Restate the material word for word and leave out anything that is a picture.
(begin)
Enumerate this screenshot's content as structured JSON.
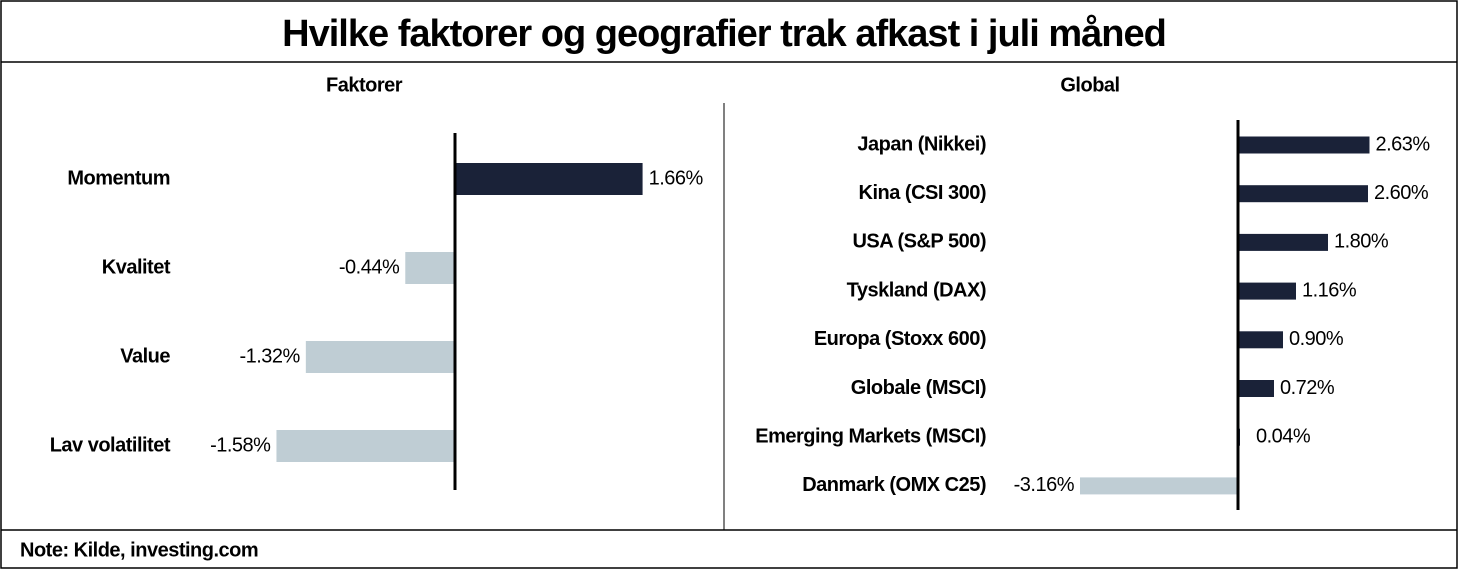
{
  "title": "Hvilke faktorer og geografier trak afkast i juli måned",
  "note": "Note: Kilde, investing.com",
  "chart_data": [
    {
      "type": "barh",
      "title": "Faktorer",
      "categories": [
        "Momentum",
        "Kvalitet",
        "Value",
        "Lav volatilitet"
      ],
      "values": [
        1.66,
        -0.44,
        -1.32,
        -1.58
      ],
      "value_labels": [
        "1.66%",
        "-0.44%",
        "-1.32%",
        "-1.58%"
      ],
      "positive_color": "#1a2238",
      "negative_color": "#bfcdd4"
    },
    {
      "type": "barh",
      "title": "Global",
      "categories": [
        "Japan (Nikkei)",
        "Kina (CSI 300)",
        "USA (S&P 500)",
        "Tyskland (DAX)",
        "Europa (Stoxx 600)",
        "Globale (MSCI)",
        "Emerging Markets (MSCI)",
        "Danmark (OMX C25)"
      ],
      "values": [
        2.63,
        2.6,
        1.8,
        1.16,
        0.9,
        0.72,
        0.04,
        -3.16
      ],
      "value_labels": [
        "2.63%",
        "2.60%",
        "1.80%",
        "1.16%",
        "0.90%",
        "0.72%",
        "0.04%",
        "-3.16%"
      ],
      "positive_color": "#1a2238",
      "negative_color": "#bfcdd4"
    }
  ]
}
(end)
TASK OUTPUT
Enumerate this screenshot's content as structured JSON.
{
  "title": "Hvilke faktorer og geografier trak afkast i juli måned",
  "note": "Note: Kilde, investing.com",
  "chart_data": [
    {
      "type": "barh",
      "title": "Faktorer",
      "categories": [
        "Momentum",
        "Kvalitet",
        "Value",
        "Lav volatilitet"
      ],
      "values": [
        1.66,
        -0.44,
        -1.32,
        -1.58
      ],
      "value_labels": [
        "1.66%",
        "-0.44%",
        "-1.32%",
        "-1.58%"
      ],
      "positive_color": "#1a2238",
      "negative_color": "#bfcdd4"
    },
    {
      "type": "barh",
      "title": "Global",
      "categories": [
        "Japan (Nikkei)",
        "Kina (CSI 300)",
        "USA (S&P 500)",
        "Tyskland (DAX)",
        "Europa (Stoxx 600)",
        "Globale (MSCI)",
        "Emerging Markets (MSCI)",
        "Danmark (OMX C25)"
      ],
      "values": [
        2.63,
        2.6,
        1.8,
        1.16,
        0.9,
        0.72,
        0.04,
        -3.16
      ],
      "value_labels": [
        "2.63%",
        "2.60%",
        "1.80%",
        "1.16%",
        "0.90%",
        "0.72%",
        "0.04%",
        "-3.16%"
      ],
      "positive_color": "#1a2238",
      "negative_color": "#bfcdd4"
    }
  ]
}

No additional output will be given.